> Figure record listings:
+---+
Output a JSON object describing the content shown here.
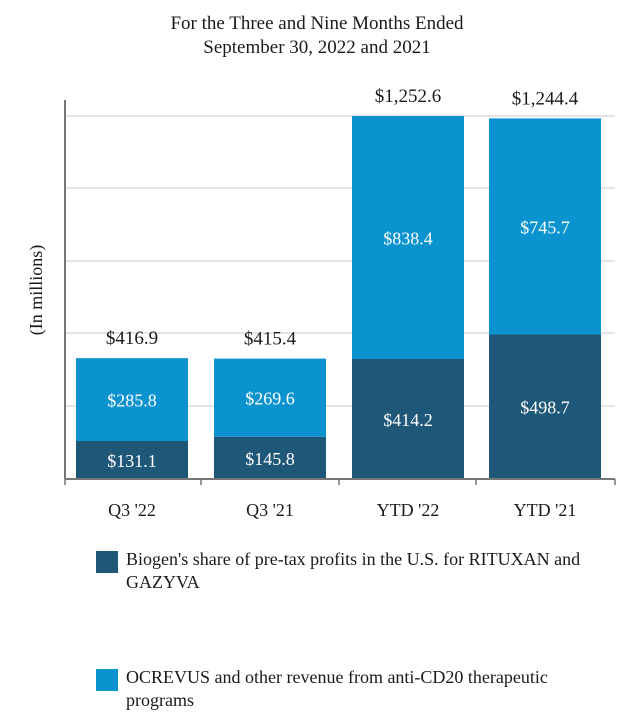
{
  "chart_data": {
    "type": "bar",
    "stacked": true,
    "title_lines": [
      "For the Three and Nine Months Ended",
      "September 30, 2022 and 2021"
    ],
    "ylabel": "(In millions)",
    "ylim": [
      0,
      1252.6
    ],
    "grid": true,
    "categories": [
      "Q3 '22",
      "Q3 '21",
      "YTD '22",
      "YTD '21"
    ],
    "series": [
      {
        "name": "Biogen's share of pre-tax profits in the U.S. for RITUXAN and GAZYVA",
        "color": "#1f5778",
        "values": [
          131.1,
          145.8,
          414.2,
          498.7
        ],
        "labels": [
          "$131.1",
          "$145.8",
          "$414.2",
          "$498.7"
        ]
      },
      {
        "name": "OCREVUS and other revenue from anti-CD20 therapeutic programs",
        "color": "#0b93d0",
        "values": [
          285.8,
          269.6,
          838.4,
          745.7
        ],
        "labels": [
          "$285.8",
          "$269.6",
          "$838.4",
          "$745.7"
        ]
      }
    ],
    "totals": [
      416.9,
      415.4,
      1252.6,
      1244.4
    ],
    "total_labels": [
      "$416.9",
      "$415.4",
      "$1,252.6",
      "$1,244.4"
    ],
    "legend_position": "bottom"
  }
}
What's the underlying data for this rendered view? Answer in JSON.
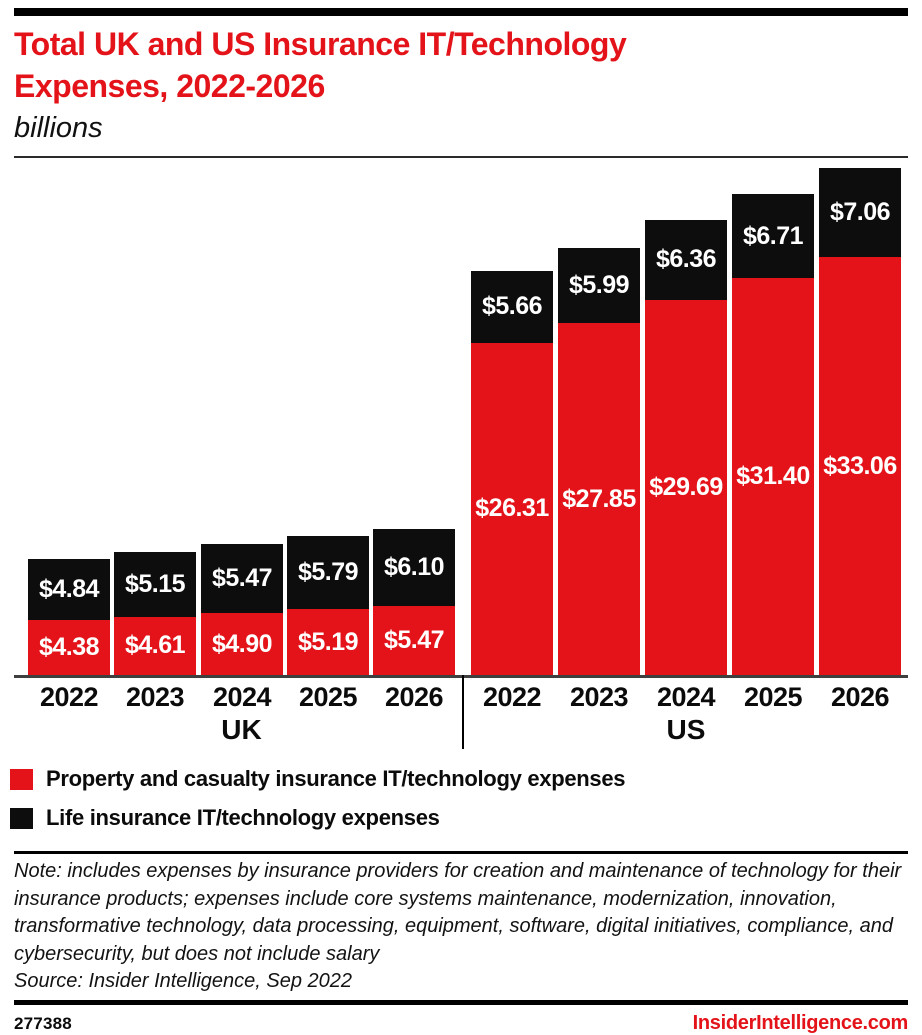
{
  "header": {
    "title_line1": "Total UK and US Insurance IT/Technology",
    "title_line2": "Expenses, 2022-2026",
    "subtitle": "billions"
  },
  "chart_data": {
    "type": "bar",
    "stacked": true,
    "title": "Total UK and US Insurance IT/Technology Expenses, 2022-2026",
    "unit_note": "billions",
    "categories": [
      "2022",
      "2023",
      "2024",
      "2025",
      "2026"
    ],
    "legend_position": "bottom-left",
    "grid": false,
    "y_axis_shown": false,
    "groups": [
      {
        "label": "UK",
        "series": [
          {
            "name": "Property and casualty insurance IT/technology expenses",
            "color": "#e31319",
            "values": [
              4.38,
              4.61,
              4.9,
              5.19,
              5.47
            ],
            "labels": [
              "$4.38",
              "$4.61",
              "$4.90",
              "$5.19",
              "$5.47"
            ]
          },
          {
            "name": "Life insurance IT/technology expenses",
            "color": "#0d0d0d",
            "values": [
              4.84,
              5.15,
              5.47,
              5.79,
              6.1
            ],
            "labels": [
              "$4.84",
              "$5.15",
              "$5.47",
              "$5.79",
              "$6.10"
            ]
          }
        ]
      },
      {
        "label": "US",
        "series": [
          {
            "name": "Property and casualty insurance IT/technology expenses",
            "color": "#e31319",
            "values": [
              26.31,
              27.85,
              29.69,
              31.4,
              33.06
            ],
            "labels": [
              "$26.31",
              "$27.85",
              "$29.69",
              "$31.40",
              "$33.06"
            ]
          },
          {
            "name": "Life insurance IT/technology expenses",
            "color": "#0d0d0d",
            "values": [
              5.66,
              5.99,
              6.36,
              6.71,
              7.06
            ],
            "labels": [
              "$5.66",
              "$5.99",
              "$6.36",
              "$6.71",
              "$7.06"
            ]
          }
        ]
      }
    ]
  },
  "legend": {
    "items": [
      {
        "label": "Property and casualty insurance IT/technology expenses",
        "color": "#e31319"
      },
      {
        "label": "Life insurance IT/technology expenses",
        "color": "#0d0d0d"
      }
    ]
  },
  "footnote": {
    "note": "Note: includes expenses by insurance providers for creation and maintenance of technology for their insurance products; expenses include core systems maintenance, modernization, innovation, transformative technology, data processing, equipment, software, digital initiatives, compliance, and cybersecurity, but does not include salary",
    "source": "Source: Insider Intelligence, Sep 2022"
  },
  "footer": {
    "chart_id": "277388",
    "brand": "InsiderIntelligence.com"
  }
}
+---+
> Aim: Quote in full the listing given above; the images are to be left out.

> Solution below:
Output a JSON object describing the content shown here.
{
  "chart_data": {
    "type": "bar",
    "stacked": true,
    "title_lines": [
      "For the Three and Nine Months Ended",
      "September 30, 2022 and 2021"
    ],
    "ylabel": "(In millions)",
    "ylim": [
      0,
      1252.6
    ],
    "grid": true,
    "categories": [
      "Q3 '22",
      "Q3 '21",
      "YTD '22",
      "YTD '21"
    ],
    "series": [
      {
        "name": "Biogen's share of pre-tax profits in the U.S. for RITUXAN and GAZYVA",
        "color": "#1f5778",
        "values": [
          131.1,
          145.8,
          414.2,
          498.7
        ],
        "labels": [
          "$131.1",
          "$145.8",
          "$414.2",
          "$498.7"
        ]
      },
      {
        "name": "OCREVUS and other revenue from anti-CD20 therapeutic programs",
        "color": "#0b93d0",
        "values": [
          285.8,
          269.6,
          838.4,
          745.7
        ],
        "labels": [
          "$285.8",
          "$269.6",
          "$838.4",
          "$745.7"
        ]
      }
    ],
    "totals": [
      416.9,
      415.4,
      1252.6,
      1244.4
    ],
    "total_labels": [
      "$416.9",
      "$415.4",
      "$1,252.6",
      "$1,244.4"
    ],
    "legend_position": "bottom"
  }
}
What's the underlying data for this rendered view? Answer in JSON.
{
  "header": {
    "title_line1": "Total UK and US Insurance IT/Technology",
    "title_line2": "Expenses, 2022-2026",
    "subtitle": "billions"
  },
  "chart_data": {
    "type": "bar",
    "stacked": true,
    "title": "Total UK and US Insurance IT/Technology Expenses, 2022-2026",
    "unit_note": "billions",
    "categories": [
      "2022",
      "2023",
      "2024",
      "2025",
      "2026"
    ],
    "legend_position": "bottom-left",
    "grid": false,
    "y_axis_shown": false,
    "groups": [
      {
        "label": "UK",
        "series": [
          {
            "name": "Property and casualty insurance IT/technology expenses",
            "color": "#e31319",
            "values": [
              4.38,
              4.61,
              4.9,
              5.19,
              5.47
            ],
            "labels": [
              "$4.38",
              "$4.61",
              "$4.90",
              "$5.19",
              "$5.47"
            ]
          },
          {
            "name": "Life insurance IT/technology expenses",
            "color": "#0d0d0d",
            "values": [
              4.84,
              5.15,
              5.47,
              5.79,
              6.1
            ],
            "labels": [
              "$4.84",
              "$5.15",
              "$5.47",
              "$5.79",
              "$6.10"
            ]
          }
        ]
      },
      {
        "label": "US",
        "series": [
          {
            "name": "Property and casualty insurance IT/technology expenses",
            "color": "#e31319",
            "values": [
              26.31,
              27.85,
              29.69,
              31.4,
              33.06
            ],
            "labels": [
              "$26.31",
              "$27.85",
              "$29.69",
              "$31.40",
              "$33.06"
            ]
          },
          {
            "name": "Life insurance IT/technology expenses",
            "color": "#0d0d0d",
            "values": [
              5.66,
              5.99,
              6.36,
              6.71,
              7.06
            ],
            "labels": [
              "$5.66",
              "$5.99",
              "$6.36",
              "$6.71",
              "$7.06"
            ]
          }
        ]
      }
    ]
  },
  "legend": {
    "items": [
      {
        "label": "Property and casualty insurance IT/technology expenses",
        "color": "#e31319"
      },
      {
        "label": "Life insurance IT/technology expenses",
        "color": "#0d0d0d"
      }
    ]
  },
  "footnote": {
    "note": "Note: includes expenses by insurance providers for creation and maintenance of technology for their insurance products; expenses include core systems maintenance, modernization, innovation, transformative technology, data processing, equipment, software, digital initiatives, compliance, and cybersecurity, but does not include salary",
    "source": "Source: Insider Intelligence, Sep 2022"
  },
  "footer": {
    "chart_id": "277388",
    "brand": "InsiderIntelligence.com"
  }
}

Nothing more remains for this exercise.